What the task requires —
Where a line in the listing contains the string "Dashboards", copy that line out.

Data excerpts —
......

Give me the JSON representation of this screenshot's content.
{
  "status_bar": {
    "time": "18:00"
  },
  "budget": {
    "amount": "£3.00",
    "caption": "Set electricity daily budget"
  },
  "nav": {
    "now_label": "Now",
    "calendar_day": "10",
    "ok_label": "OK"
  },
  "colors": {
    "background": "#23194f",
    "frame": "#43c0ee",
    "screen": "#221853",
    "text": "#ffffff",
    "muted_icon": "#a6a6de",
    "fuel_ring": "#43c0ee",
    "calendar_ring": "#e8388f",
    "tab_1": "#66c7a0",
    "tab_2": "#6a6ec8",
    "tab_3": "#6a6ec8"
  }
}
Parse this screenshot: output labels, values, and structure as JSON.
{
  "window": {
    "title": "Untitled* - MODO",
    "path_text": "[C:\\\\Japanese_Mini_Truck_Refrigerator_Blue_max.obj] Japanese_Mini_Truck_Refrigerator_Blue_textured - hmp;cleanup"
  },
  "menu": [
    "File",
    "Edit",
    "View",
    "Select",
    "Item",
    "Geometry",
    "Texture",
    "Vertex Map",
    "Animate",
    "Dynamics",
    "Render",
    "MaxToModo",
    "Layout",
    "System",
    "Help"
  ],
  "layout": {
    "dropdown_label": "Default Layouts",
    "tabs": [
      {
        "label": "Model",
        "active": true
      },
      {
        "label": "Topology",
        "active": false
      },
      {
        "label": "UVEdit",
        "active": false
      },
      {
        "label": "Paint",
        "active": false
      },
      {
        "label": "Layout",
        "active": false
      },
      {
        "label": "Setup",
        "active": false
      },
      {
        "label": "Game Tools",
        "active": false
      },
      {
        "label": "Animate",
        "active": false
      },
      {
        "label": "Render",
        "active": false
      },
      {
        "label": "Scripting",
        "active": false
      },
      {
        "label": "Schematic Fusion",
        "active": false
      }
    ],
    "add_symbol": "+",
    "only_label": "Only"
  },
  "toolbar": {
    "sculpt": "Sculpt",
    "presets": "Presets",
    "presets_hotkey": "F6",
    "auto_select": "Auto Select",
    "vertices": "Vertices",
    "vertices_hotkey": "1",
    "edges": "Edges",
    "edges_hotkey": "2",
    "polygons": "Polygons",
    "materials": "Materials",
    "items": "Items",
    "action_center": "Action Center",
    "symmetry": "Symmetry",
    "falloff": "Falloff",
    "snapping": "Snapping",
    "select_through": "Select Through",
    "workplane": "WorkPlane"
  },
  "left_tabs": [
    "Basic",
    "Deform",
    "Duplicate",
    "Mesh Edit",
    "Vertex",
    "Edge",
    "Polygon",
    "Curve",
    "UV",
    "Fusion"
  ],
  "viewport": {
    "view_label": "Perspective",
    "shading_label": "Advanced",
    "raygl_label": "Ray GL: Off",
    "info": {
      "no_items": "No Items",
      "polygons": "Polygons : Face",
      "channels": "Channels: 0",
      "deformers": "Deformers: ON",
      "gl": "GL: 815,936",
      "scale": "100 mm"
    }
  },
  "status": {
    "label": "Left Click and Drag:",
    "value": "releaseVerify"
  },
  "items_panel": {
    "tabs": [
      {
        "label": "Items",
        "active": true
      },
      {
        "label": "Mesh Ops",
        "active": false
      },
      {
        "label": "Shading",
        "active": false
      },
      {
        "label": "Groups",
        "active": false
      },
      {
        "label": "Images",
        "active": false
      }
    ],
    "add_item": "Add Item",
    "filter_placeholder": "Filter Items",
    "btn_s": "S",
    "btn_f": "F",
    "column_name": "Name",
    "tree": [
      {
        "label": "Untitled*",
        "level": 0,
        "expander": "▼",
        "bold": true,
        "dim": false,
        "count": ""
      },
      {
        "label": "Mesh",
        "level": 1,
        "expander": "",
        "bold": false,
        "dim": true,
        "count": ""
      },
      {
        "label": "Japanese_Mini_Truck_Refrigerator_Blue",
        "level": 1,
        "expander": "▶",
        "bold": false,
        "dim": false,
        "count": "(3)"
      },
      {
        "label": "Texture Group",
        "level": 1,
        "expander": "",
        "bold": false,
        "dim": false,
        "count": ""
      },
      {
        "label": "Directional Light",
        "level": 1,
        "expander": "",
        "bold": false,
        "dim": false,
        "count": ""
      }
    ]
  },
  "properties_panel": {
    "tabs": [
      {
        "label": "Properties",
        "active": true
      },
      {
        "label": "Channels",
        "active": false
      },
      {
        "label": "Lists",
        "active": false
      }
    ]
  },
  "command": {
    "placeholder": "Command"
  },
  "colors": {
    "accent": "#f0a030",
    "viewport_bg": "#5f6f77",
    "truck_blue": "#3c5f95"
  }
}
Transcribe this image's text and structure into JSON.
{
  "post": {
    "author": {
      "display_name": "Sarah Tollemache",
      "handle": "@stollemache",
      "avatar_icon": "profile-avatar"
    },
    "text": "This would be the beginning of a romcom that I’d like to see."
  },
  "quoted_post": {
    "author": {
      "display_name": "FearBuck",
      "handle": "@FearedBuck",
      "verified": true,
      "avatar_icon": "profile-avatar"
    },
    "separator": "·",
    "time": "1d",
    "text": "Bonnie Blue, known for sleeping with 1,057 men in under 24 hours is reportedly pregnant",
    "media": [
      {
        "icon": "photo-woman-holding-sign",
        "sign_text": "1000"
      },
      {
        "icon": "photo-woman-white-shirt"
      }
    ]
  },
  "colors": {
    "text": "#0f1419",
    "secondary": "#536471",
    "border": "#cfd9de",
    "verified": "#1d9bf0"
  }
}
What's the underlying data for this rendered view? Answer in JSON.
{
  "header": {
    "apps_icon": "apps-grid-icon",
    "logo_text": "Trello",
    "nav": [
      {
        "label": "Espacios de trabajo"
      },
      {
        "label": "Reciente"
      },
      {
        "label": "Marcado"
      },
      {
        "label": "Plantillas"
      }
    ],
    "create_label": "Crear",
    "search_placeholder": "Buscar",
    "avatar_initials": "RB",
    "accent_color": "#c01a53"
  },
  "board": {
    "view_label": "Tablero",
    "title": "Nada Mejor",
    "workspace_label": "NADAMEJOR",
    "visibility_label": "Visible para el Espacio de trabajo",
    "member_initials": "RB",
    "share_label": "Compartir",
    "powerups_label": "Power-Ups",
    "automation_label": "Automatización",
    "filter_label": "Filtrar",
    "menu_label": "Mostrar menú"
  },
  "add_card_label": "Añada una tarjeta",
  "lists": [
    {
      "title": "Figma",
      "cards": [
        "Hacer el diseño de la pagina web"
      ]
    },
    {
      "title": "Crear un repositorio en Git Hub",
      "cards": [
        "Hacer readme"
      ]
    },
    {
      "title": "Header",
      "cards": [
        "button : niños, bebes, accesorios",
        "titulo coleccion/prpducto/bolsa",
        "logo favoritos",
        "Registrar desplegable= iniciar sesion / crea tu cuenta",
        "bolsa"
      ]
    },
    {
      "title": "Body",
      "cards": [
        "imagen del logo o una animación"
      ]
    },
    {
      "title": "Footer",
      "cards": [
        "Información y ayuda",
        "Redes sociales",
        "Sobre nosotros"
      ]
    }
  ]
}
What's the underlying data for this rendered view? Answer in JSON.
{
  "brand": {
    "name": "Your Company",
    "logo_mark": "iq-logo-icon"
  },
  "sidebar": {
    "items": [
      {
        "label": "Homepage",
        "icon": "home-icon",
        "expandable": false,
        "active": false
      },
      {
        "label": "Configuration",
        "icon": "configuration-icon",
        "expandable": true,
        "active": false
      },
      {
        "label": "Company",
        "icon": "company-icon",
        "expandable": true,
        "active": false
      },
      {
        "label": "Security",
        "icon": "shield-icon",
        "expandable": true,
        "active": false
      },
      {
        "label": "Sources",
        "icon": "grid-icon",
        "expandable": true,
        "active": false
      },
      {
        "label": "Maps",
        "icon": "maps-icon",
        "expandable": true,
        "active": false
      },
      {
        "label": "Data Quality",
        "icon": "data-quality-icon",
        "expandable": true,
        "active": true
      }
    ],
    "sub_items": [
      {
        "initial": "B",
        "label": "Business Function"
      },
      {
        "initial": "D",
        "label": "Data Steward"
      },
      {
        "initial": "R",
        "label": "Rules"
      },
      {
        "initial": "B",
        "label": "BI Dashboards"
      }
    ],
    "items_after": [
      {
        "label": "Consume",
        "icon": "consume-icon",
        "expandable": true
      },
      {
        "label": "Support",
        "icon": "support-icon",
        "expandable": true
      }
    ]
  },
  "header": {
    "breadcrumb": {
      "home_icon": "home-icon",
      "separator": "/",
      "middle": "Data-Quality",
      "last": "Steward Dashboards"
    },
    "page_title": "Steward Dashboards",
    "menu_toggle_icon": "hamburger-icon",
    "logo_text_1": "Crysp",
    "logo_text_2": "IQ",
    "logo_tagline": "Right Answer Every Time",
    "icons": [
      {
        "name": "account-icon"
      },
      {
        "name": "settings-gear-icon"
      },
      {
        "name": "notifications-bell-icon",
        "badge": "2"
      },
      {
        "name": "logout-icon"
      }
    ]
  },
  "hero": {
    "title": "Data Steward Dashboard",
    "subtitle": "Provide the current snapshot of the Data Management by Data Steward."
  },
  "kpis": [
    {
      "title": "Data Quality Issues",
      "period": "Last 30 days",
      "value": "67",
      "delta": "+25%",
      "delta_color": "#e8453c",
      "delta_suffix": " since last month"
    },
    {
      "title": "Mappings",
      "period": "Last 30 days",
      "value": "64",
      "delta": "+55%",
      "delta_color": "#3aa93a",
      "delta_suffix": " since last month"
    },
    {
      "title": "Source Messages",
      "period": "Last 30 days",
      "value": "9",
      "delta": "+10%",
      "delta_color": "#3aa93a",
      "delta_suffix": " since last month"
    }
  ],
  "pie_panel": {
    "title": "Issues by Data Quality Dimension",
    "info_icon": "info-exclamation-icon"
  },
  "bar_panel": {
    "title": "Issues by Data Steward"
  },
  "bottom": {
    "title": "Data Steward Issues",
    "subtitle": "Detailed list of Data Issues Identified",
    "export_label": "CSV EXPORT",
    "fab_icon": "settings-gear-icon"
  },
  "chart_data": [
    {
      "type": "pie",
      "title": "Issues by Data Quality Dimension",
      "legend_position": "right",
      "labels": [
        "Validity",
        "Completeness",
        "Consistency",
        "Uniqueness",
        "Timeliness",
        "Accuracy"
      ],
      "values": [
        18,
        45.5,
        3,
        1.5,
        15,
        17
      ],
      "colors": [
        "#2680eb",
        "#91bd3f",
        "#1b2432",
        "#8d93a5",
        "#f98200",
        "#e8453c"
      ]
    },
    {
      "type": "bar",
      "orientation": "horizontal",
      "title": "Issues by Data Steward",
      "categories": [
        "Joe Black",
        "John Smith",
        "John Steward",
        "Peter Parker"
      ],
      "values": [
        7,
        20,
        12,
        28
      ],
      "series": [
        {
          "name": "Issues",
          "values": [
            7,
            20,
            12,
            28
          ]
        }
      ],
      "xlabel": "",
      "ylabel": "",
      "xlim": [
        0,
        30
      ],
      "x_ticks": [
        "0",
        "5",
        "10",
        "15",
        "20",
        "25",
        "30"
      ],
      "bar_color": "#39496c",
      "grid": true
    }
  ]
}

......

Expected output —
        "label": "BI Dashboards"
      "last": "Steward Dashboards"
    "page_title": "Steward Dashboards",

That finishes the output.